[Dataset items]

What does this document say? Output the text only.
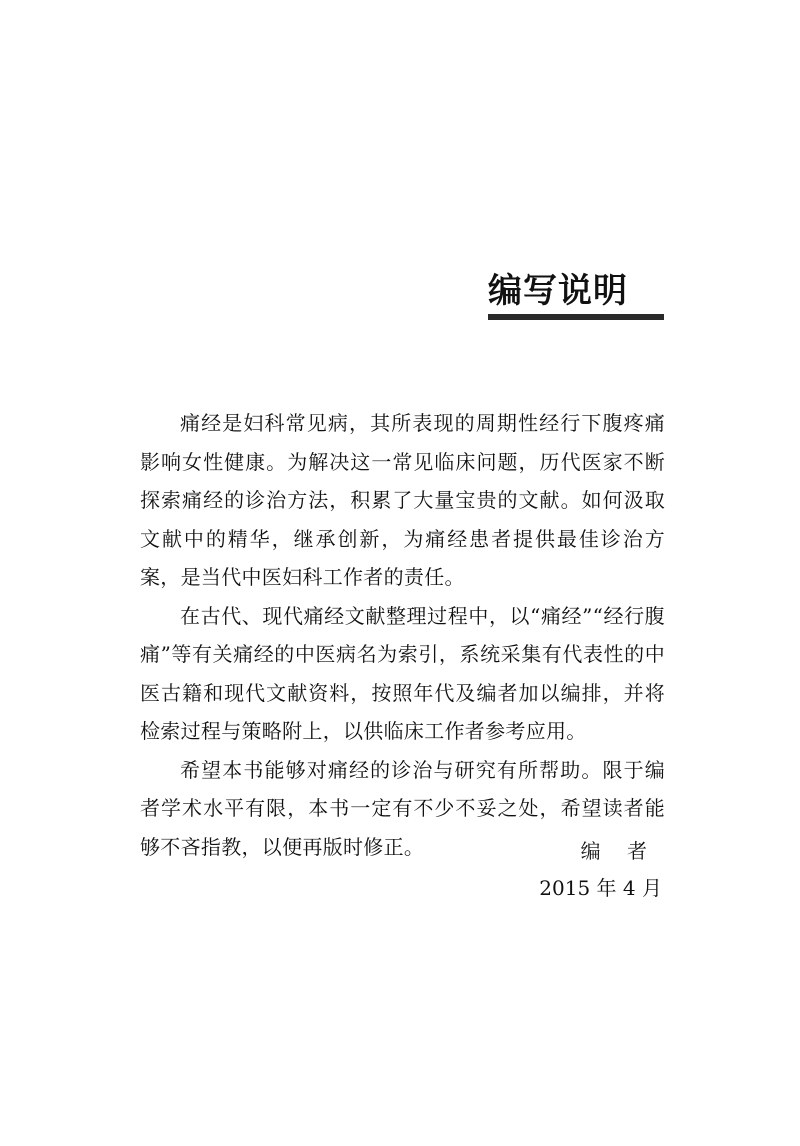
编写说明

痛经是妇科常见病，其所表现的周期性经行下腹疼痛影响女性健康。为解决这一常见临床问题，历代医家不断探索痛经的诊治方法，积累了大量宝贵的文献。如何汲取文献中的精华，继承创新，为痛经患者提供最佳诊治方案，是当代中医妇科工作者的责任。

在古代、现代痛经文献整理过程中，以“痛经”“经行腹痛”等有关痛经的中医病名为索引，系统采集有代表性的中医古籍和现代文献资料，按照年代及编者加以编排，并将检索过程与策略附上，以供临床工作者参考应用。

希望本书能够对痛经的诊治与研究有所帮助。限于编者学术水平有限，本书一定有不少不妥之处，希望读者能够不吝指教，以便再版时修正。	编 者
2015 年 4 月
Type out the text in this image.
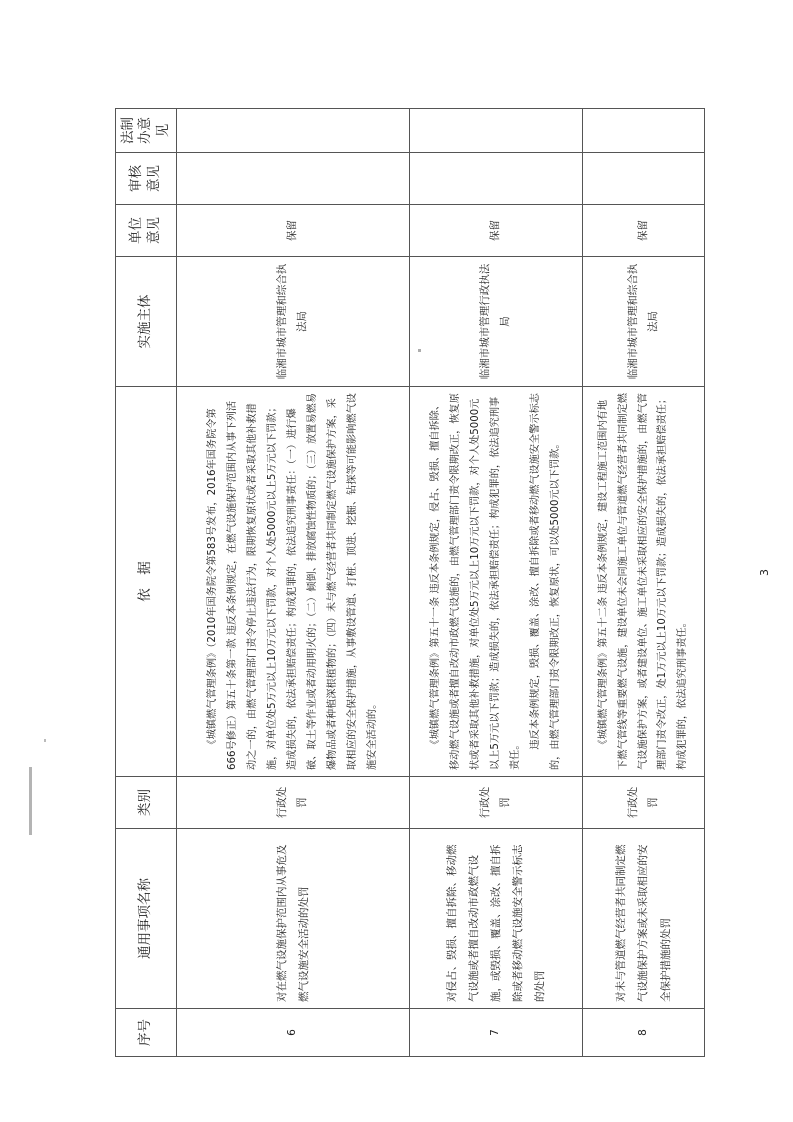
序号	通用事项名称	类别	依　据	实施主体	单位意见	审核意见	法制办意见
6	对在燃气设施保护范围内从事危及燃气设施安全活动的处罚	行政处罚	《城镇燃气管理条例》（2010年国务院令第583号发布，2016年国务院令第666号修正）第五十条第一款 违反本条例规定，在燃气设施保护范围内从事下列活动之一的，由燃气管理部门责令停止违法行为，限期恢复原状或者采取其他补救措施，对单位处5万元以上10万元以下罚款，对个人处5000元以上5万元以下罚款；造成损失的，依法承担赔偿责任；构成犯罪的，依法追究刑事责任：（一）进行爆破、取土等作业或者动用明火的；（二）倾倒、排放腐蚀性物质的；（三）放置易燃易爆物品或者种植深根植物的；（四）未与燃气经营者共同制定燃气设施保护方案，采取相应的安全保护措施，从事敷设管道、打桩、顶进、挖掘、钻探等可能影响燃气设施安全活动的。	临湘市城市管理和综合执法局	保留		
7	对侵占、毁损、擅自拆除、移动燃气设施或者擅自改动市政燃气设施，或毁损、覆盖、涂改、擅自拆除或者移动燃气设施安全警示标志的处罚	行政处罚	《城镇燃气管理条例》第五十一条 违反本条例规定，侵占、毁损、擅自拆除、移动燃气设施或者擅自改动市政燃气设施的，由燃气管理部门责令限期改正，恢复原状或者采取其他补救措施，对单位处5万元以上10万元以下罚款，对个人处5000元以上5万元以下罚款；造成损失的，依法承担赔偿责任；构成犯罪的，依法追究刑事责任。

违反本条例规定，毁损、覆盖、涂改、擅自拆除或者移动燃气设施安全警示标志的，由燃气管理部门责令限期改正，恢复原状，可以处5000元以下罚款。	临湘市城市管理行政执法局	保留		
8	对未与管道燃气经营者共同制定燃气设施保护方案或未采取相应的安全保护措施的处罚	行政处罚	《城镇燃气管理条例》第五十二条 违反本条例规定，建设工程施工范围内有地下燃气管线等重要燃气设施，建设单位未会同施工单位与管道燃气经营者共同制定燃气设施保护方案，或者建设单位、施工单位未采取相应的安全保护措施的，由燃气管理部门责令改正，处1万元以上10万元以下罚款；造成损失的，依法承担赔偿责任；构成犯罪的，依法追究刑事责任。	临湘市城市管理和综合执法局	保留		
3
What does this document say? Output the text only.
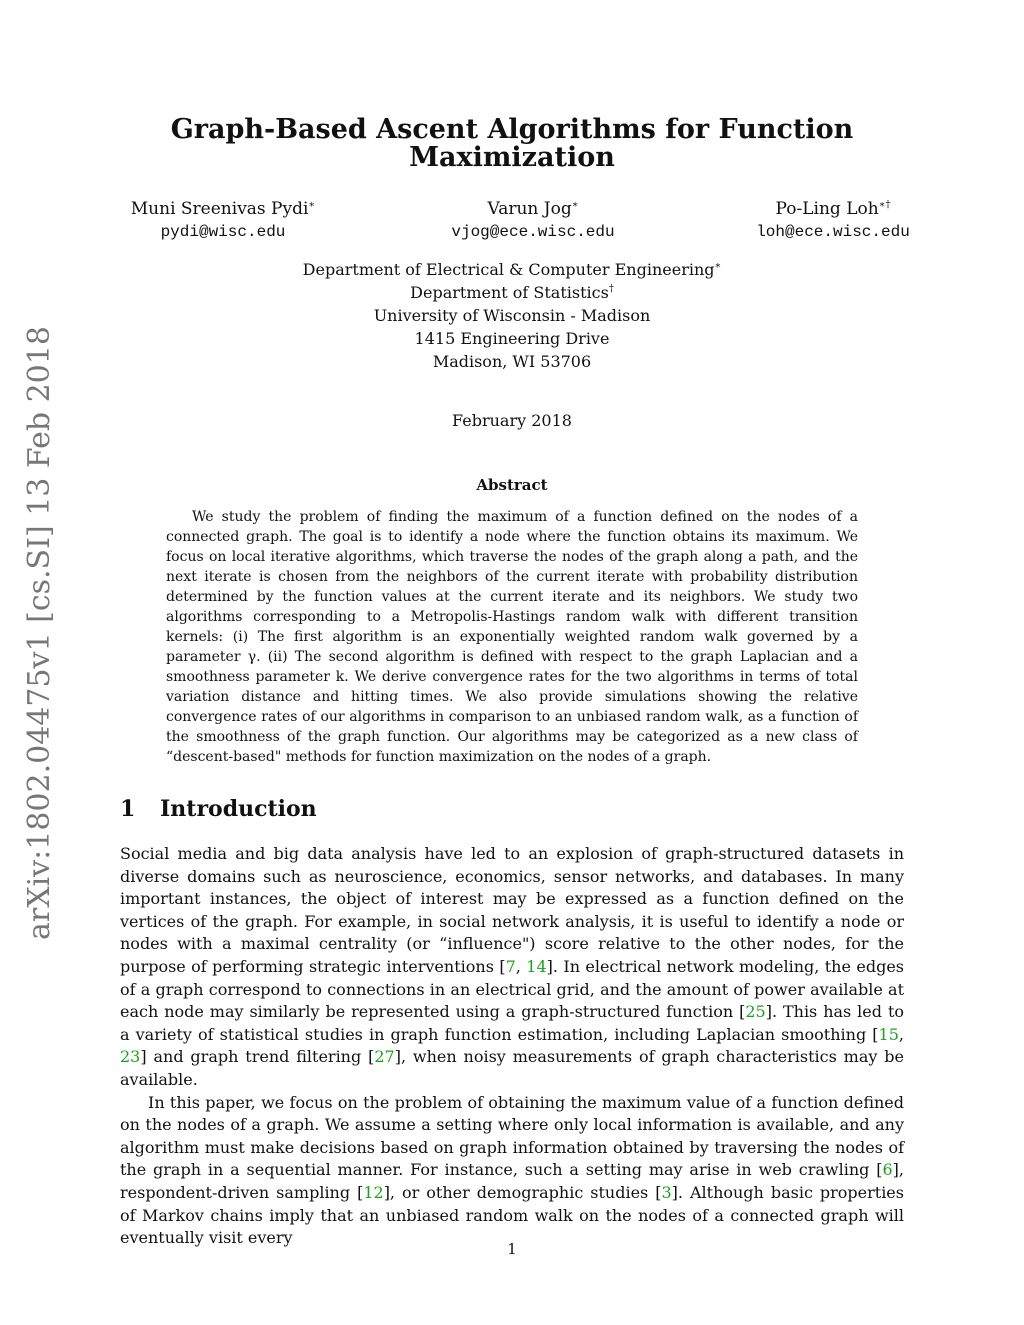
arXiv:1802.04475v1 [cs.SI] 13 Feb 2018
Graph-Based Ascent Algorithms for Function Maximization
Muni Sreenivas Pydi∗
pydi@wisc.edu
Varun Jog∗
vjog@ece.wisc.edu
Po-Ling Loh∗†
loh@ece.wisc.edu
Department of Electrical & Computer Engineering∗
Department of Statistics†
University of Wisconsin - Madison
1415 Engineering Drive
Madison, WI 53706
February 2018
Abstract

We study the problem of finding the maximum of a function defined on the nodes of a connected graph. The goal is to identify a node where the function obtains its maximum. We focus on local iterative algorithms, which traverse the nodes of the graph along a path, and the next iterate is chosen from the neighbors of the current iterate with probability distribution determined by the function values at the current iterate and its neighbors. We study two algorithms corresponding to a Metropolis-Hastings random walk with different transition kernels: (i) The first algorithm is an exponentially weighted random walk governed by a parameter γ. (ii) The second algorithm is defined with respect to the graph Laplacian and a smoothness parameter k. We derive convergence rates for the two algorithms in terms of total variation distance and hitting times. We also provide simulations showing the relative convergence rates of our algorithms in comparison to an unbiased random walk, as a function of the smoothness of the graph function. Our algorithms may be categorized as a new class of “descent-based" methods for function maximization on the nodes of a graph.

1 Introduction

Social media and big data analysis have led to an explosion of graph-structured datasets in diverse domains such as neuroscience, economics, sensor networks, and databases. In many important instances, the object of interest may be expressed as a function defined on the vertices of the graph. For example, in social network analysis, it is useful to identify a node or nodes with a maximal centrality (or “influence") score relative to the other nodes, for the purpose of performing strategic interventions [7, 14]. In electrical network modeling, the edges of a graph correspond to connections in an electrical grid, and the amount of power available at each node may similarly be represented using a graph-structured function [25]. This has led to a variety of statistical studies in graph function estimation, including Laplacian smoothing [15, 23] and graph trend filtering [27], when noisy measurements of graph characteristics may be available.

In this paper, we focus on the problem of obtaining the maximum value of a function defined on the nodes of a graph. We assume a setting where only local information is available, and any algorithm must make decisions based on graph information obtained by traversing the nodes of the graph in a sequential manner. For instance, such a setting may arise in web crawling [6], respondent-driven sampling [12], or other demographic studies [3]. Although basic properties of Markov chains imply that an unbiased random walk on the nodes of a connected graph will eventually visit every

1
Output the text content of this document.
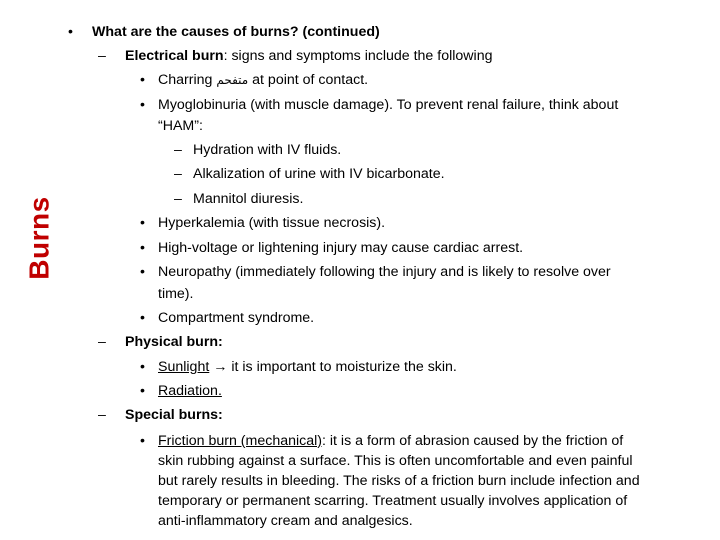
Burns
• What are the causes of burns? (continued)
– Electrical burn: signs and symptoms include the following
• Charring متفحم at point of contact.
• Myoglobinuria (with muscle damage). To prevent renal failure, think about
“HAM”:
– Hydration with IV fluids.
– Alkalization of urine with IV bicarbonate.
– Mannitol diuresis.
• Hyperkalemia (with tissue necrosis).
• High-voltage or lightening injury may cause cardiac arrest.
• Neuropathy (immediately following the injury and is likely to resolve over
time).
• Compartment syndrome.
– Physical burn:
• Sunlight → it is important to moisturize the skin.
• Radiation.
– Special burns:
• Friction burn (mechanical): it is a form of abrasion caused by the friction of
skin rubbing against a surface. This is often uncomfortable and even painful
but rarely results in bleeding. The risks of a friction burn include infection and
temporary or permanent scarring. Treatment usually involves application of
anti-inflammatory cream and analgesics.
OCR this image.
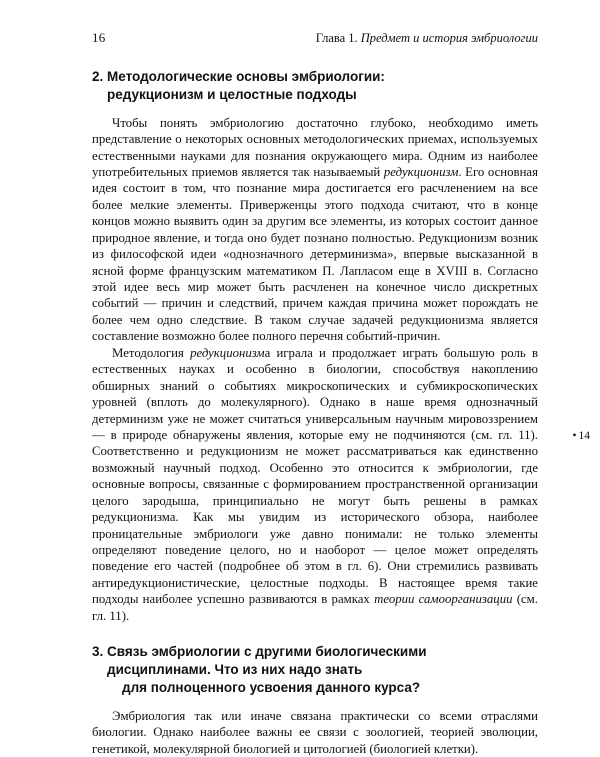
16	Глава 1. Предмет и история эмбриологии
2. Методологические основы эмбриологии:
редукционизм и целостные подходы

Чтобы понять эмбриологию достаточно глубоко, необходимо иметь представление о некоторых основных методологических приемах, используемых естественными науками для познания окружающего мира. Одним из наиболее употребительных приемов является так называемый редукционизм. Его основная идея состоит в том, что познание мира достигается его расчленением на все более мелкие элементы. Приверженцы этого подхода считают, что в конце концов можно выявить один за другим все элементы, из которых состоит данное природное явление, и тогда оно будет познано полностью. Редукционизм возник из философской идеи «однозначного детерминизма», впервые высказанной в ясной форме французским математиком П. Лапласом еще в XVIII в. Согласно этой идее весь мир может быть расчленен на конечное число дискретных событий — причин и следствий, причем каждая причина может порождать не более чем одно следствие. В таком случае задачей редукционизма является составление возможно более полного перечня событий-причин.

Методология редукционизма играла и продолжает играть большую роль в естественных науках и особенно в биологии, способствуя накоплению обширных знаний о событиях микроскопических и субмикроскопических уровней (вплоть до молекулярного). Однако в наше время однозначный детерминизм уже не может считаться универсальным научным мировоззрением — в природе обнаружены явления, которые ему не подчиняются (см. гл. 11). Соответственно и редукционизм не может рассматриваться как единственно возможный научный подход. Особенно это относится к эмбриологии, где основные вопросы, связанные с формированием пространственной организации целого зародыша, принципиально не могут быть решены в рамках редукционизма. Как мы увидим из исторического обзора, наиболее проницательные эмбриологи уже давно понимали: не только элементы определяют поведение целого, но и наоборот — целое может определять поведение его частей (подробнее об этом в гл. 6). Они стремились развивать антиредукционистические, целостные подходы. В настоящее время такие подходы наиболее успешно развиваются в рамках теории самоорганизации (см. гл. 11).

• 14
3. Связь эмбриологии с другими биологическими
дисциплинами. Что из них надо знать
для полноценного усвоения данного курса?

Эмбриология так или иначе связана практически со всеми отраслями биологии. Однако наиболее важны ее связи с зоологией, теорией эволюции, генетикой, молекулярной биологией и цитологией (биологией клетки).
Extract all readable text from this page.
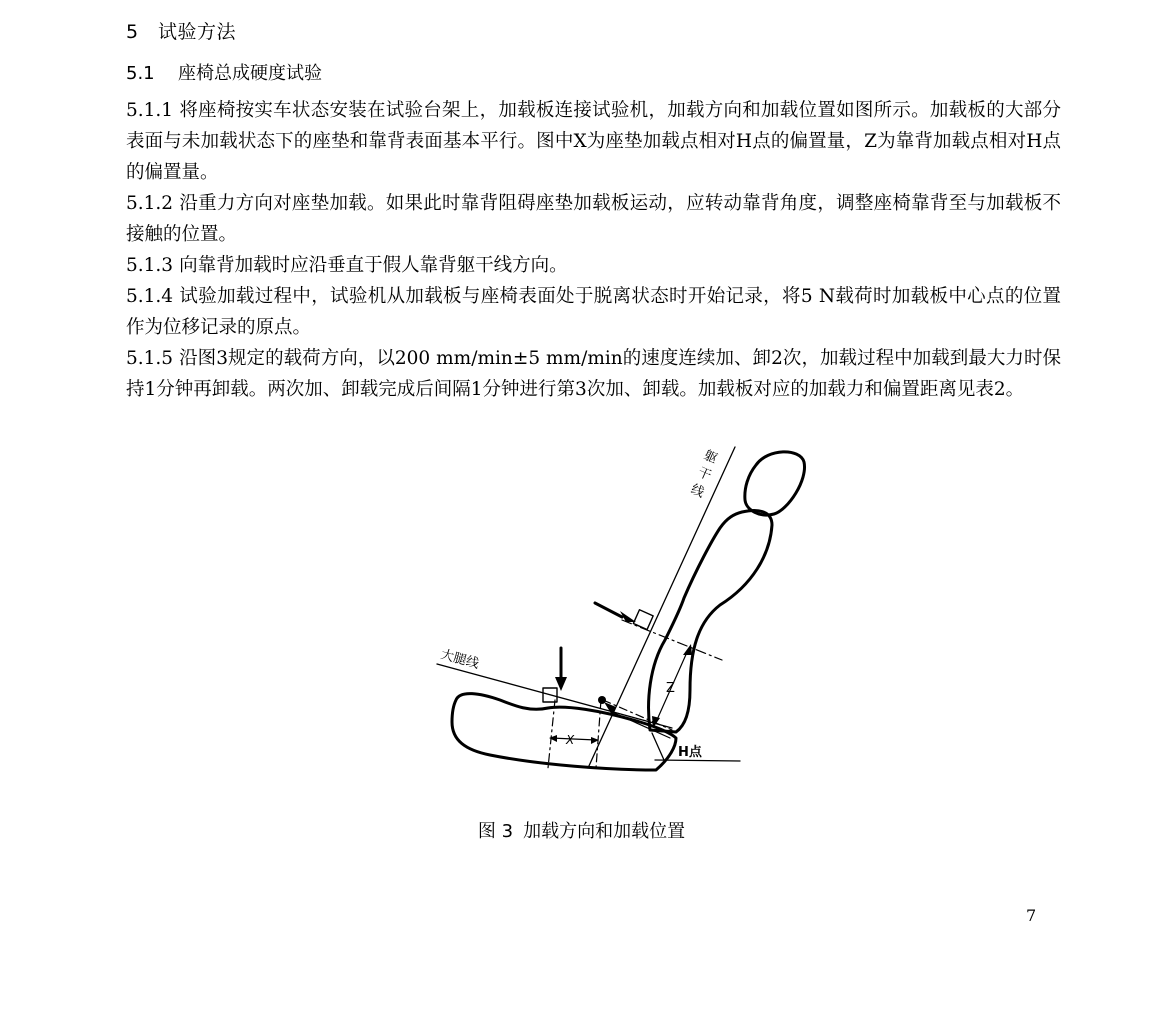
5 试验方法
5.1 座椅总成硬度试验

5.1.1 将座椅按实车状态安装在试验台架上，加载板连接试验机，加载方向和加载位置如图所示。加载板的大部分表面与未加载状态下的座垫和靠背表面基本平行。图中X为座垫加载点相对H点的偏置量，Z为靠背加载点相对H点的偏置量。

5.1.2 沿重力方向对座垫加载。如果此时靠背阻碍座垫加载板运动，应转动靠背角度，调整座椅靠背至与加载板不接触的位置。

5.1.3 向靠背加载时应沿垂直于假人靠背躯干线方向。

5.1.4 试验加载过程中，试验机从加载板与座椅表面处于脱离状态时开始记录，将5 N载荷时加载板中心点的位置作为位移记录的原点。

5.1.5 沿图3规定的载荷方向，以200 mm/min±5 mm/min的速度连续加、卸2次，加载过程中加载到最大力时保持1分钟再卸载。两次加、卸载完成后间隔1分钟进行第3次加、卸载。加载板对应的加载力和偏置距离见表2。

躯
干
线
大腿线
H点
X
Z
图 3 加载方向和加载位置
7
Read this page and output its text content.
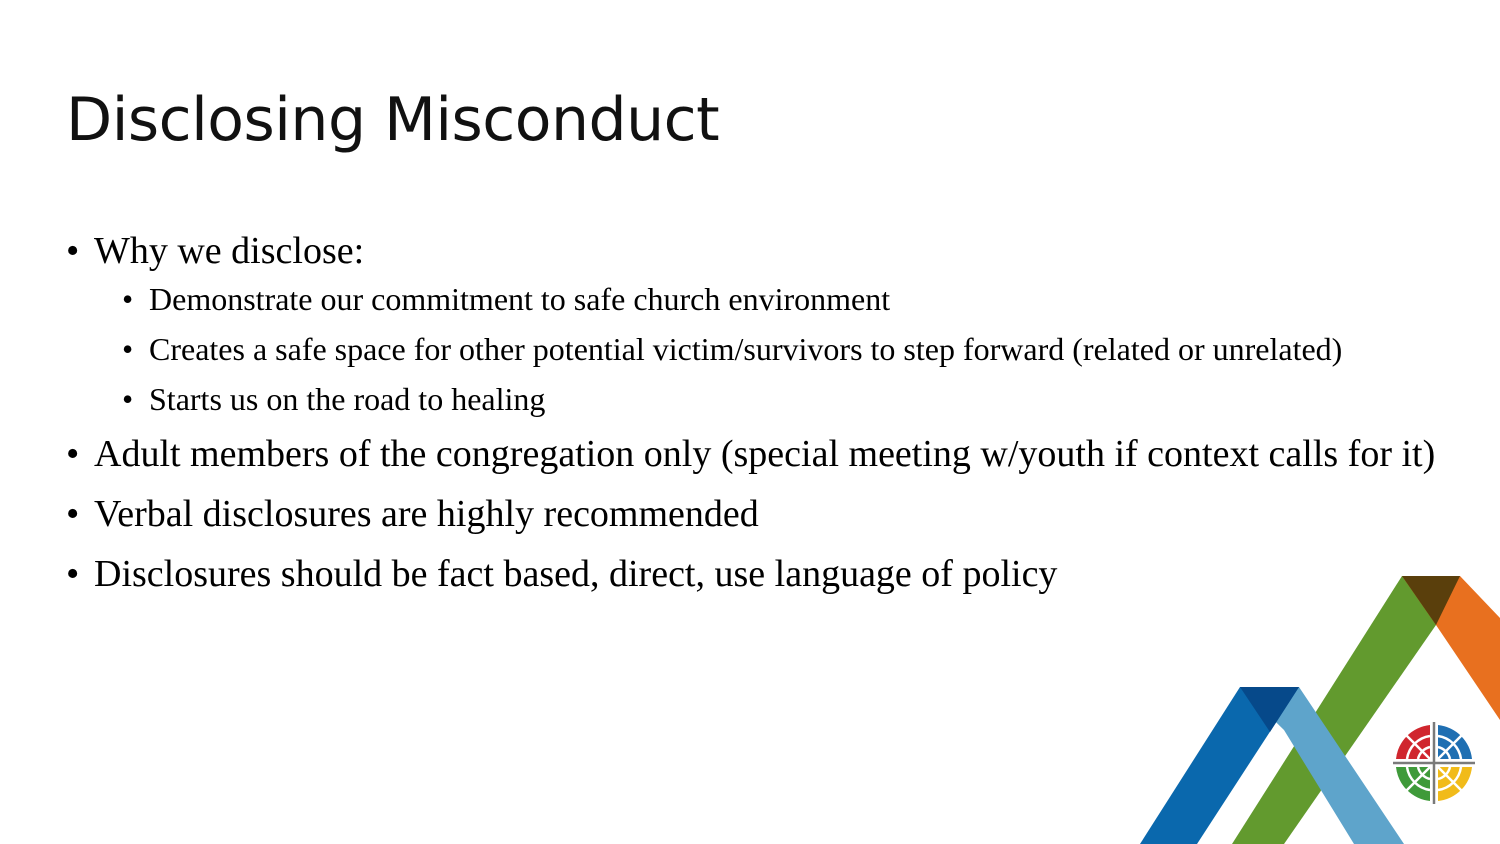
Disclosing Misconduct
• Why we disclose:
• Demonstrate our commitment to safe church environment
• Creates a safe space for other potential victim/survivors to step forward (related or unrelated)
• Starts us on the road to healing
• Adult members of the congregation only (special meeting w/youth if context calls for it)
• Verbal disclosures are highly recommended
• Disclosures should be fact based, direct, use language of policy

Exercise: Will you repeat the material above, but only from the line containing "Extract all readable text from this page." through its last line, exactly and without the pictures?

Final result:
Extract all readable text from this page.
5 试验方法
5.1 座椅总成硬度试验

5.1.1 将座椅按实车状态安装在试验台架上，加载板连接试验机，加载方向和加载位置如图所示。加载板的大部分表面与未加载状态下的座垫和靠背表面基本平行。图中X为座垫加载点相对H点的偏置量，Z为靠背加载点相对H点的偏置量。

5.1.2 沿重力方向对座垫加载。如果此时靠背阻碍座垫加载板运动，应转动靠背角度，调整座椅靠背至与加载板不接触的位置。

5.1.3 向靠背加载时应沿垂直于假人靠背躯干线方向。

5.1.4 试验加载过程中，试验机从加载板与座椅表面处于脱离状态时开始记录，将5 N载荷时加载板中心点的位置作为位移记录的原点。

5.1.5 沿图3规定的载荷方向，以200 mm/min±5 mm/min的速度连续加、卸2次，加载过程中加载到最大力时保持1分钟再卸载。两次加、卸载完成后间隔1分钟进行第3次加、卸载。加载板对应的加载力和偏置距离见表2。

躯
干
线
大腿线
H点
X
Z
图 3 加载方向和加载位置
7
Read this page and output its text content.
Disclosing Misconduct
• Why we disclose:
• Demonstrate our commitment to safe church environment
• Creates a safe space for other potential victim/survivors to step forward (related or unrelated)
• Starts us on the road to healing
• Adult members of the congregation only (special meeting w/youth if context calls for it)
• Verbal disclosures are highly recommended
• Disclosures should be fact based, direct, use language of policy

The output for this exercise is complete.